→ GIVEN INSTRUCTION
From the entries below, count the lines with "обитания". Write only the count.

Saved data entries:
==================================================
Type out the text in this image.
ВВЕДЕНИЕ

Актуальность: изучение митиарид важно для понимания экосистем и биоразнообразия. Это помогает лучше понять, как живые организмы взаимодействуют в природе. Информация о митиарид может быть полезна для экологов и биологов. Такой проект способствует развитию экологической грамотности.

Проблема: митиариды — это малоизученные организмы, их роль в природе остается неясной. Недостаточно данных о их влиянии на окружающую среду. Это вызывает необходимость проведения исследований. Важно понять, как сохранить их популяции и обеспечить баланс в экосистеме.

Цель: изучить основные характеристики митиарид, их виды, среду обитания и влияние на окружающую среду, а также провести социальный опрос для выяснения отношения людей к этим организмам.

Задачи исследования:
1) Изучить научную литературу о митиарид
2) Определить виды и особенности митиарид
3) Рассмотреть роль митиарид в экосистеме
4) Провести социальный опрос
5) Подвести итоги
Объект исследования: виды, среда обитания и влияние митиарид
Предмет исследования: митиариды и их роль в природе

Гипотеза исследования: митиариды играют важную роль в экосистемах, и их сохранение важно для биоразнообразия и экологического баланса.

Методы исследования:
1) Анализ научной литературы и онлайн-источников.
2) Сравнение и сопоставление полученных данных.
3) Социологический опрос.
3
==================================================
→ RESPONSE TO THIS EXERCISE
2